Materials provided:
↓↓↓
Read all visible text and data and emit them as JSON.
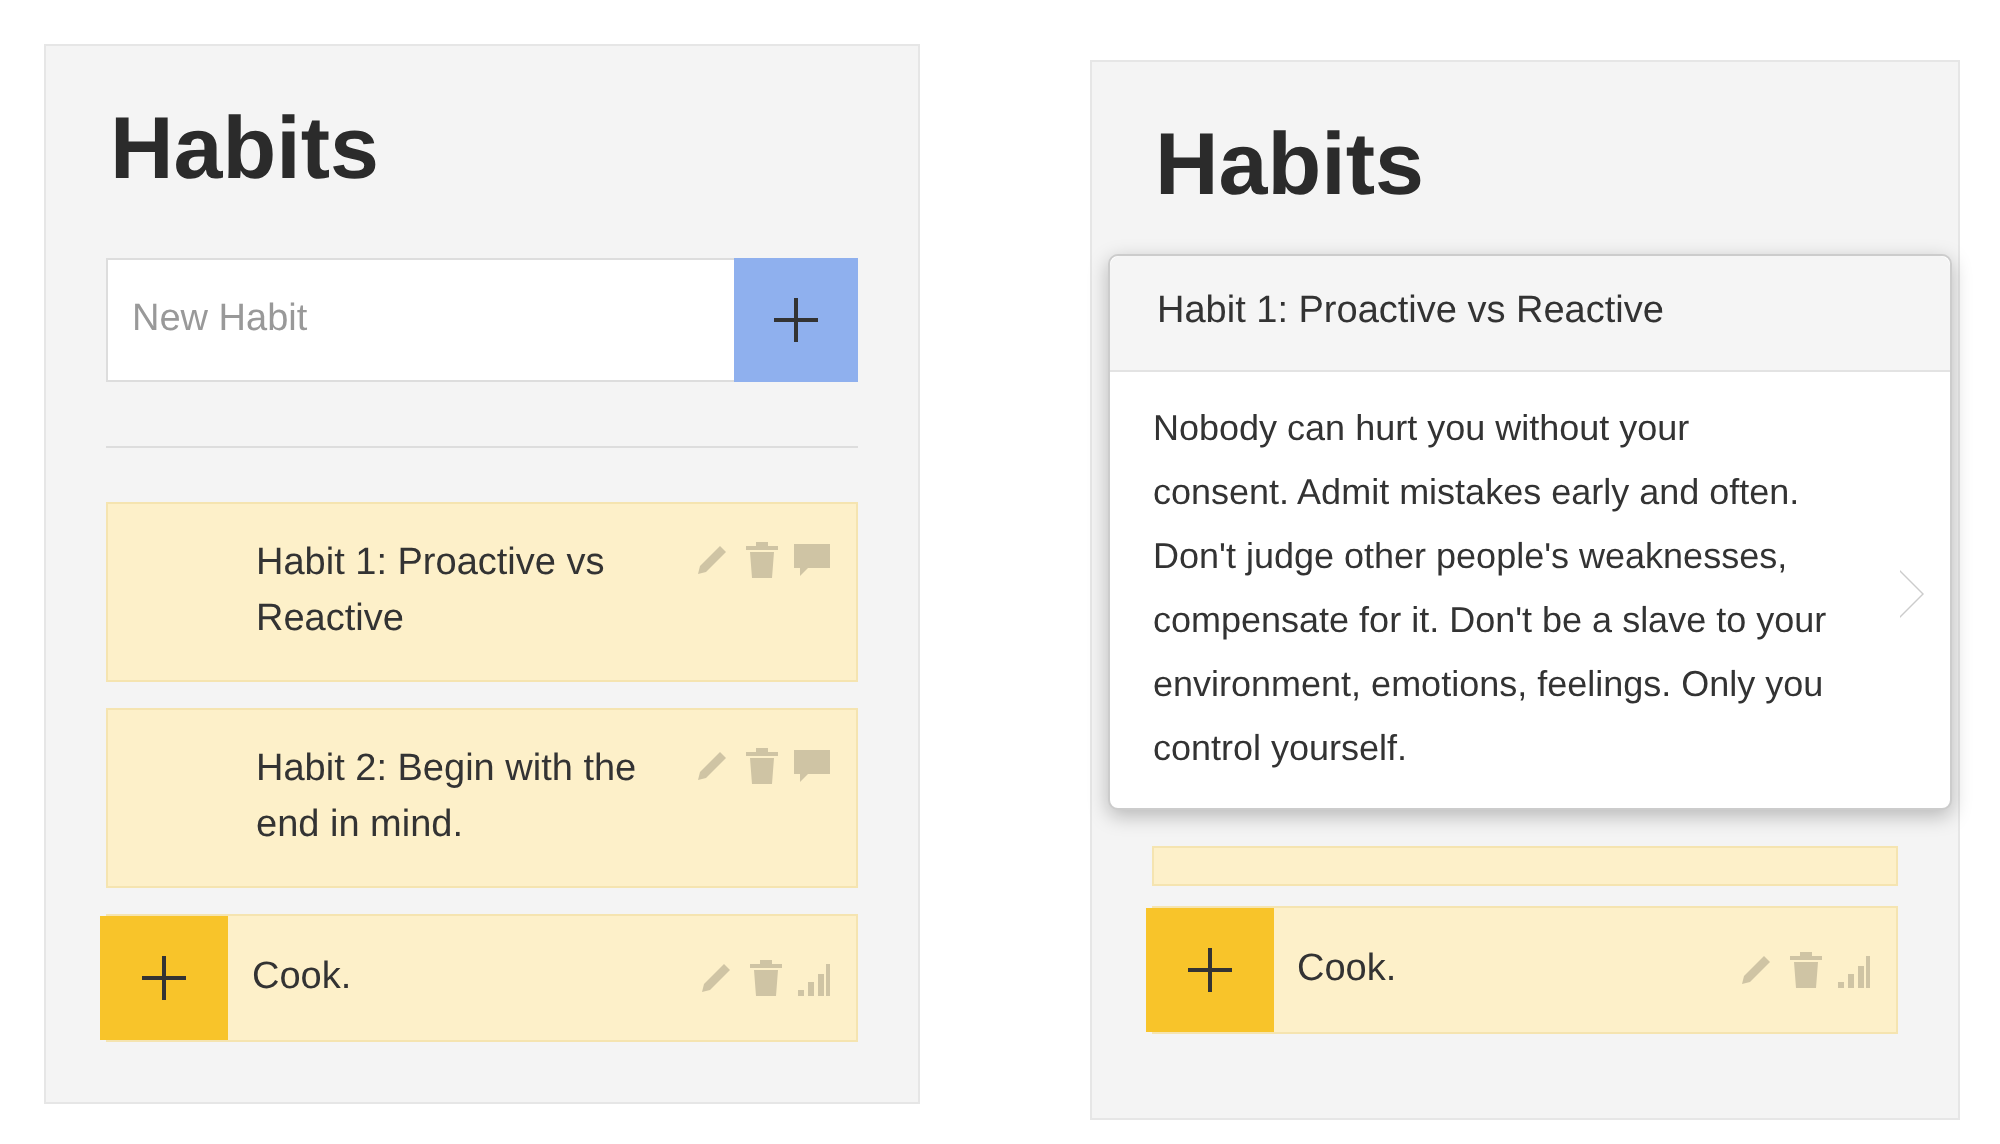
{
  "panels": [
    {
      "title": "Habits",
      "new_habit": {
        "placeholder": "New Habit"
      },
      "habits": [
        {
          "kind": "note",
          "label": "Habit 1: Proactive vs Reactive"
        },
        {
          "kind": "note",
          "label": "Habit 2: Begin with the end in mind."
        },
        {
          "kind": "counter",
          "label": "Cook."
        }
      ]
    },
    {
      "title": "Habits",
      "popover": {
        "title": "Habit 1: Proactive vs Reactive",
        "body": "Nobody can hurt you without your consent. Admit mistakes early and often. Don't judge other people's weaknesses, compensate for it. Don't be a slave to your environment, emotions, feelings. Only you control yourself."
      },
      "habits": [
        {
          "kind": "counter",
          "label": "Cook."
        }
      ]
    }
  ]
}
↑↑↑
Task to complete: All of the lines above should be retyped precisely, apart from the pictures.

Reply to the exercise:
Read all visible text and data and emit them as JSON.
{
  "panels": [
    {
      "title": "Habits",
      "new_habit": {
        "placeholder": "New Habit"
      },
      "habits": [
        {
          "kind": "note",
          "label": "Habit 1: Proactive vs Reactive"
        },
        {
          "kind": "note",
          "label": "Habit 2: Begin with the end in mind."
        },
        {
          "kind": "counter",
          "label": "Cook."
        }
      ]
    },
    {
      "title": "Habits",
      "popover": {
        "title": "Habit 1: Proactive vs Reactive",
        "body": "Nobody can hurt you without your consent. Admit mistakes early and often. Don't judge other people's weaknesses, compensate for it. Don't be a slave to your environment, emotions, feelings. Only you control yourself."
      },
      "habits": [
        {
          "kind": "counter",
          "label": "Cook."
        }
      ]
    }
  ]
}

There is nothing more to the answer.